§ THE DATA
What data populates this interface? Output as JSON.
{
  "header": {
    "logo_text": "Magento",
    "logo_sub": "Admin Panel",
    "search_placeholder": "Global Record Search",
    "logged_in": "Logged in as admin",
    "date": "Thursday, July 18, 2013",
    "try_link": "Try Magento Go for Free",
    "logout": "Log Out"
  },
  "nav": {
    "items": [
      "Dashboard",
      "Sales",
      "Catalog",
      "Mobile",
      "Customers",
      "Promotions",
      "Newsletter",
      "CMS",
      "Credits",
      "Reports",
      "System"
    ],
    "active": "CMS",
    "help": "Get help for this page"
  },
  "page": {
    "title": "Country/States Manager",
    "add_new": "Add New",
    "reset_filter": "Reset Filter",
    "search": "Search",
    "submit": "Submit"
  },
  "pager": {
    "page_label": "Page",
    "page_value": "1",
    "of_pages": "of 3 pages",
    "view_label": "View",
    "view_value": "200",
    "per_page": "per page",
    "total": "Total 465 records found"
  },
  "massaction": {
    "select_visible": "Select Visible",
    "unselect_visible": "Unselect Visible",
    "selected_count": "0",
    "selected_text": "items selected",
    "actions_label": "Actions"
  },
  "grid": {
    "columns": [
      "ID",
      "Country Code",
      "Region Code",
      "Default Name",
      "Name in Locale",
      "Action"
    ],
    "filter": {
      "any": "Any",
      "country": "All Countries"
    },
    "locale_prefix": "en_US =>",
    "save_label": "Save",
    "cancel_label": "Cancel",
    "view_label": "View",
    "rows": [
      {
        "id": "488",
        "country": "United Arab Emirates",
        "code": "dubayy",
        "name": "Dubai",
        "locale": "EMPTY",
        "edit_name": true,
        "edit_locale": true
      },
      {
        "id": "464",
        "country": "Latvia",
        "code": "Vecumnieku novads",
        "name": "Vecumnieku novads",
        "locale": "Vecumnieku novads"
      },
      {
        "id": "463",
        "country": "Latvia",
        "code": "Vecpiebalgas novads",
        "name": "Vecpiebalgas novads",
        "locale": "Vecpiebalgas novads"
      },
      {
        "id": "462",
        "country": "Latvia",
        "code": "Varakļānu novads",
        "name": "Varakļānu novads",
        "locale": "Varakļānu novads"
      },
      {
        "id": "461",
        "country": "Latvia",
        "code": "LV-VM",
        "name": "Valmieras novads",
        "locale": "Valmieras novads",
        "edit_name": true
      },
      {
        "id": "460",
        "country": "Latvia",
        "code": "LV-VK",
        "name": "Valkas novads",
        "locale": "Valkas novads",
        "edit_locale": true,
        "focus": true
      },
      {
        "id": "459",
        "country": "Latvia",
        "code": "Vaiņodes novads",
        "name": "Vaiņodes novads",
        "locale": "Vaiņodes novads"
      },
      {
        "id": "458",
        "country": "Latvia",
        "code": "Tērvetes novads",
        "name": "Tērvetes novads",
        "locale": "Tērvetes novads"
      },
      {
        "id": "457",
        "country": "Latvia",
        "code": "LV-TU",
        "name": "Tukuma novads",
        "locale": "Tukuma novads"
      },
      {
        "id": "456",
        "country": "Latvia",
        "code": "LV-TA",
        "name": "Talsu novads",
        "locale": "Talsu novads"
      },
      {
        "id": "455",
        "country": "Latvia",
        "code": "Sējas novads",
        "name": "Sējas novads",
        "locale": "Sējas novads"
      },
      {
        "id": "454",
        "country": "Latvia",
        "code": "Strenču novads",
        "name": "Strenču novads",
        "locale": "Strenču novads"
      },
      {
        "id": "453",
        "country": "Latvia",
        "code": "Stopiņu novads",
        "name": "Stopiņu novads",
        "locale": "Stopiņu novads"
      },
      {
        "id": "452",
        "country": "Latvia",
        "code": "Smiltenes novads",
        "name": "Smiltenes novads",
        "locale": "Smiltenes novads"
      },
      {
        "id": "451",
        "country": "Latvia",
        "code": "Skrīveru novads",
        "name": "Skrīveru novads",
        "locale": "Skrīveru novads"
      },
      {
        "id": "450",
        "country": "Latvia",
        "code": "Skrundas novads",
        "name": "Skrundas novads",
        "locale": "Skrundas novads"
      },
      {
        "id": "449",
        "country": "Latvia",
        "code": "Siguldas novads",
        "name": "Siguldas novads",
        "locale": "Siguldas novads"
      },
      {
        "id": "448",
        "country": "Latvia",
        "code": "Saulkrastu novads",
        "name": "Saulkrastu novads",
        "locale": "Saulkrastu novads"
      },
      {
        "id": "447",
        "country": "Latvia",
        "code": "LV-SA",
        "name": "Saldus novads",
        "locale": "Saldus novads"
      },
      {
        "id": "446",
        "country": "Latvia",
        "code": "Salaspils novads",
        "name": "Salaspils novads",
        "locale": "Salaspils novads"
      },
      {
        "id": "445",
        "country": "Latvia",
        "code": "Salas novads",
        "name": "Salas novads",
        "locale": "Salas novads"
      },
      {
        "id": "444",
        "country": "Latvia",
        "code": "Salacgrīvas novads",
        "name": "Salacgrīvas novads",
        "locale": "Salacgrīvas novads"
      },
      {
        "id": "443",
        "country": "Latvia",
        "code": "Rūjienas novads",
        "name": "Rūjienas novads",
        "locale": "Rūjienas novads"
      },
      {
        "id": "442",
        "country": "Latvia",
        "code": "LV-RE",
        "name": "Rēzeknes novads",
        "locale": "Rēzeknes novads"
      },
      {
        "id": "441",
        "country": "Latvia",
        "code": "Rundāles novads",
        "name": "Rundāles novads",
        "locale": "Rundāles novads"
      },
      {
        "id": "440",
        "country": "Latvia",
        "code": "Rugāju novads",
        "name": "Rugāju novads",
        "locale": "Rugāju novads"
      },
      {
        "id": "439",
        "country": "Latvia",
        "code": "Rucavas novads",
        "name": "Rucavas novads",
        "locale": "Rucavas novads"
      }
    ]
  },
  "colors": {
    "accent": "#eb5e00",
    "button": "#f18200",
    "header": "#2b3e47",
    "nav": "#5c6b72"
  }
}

§ WHAT TO DO
Your task is to gather all lines from the entries above that hold the word "Rugāju".

§ OUTPUT
        "code": "Rugāju novads",
        "name": "Rugāju novads",
        "locale": "Rugāju novads"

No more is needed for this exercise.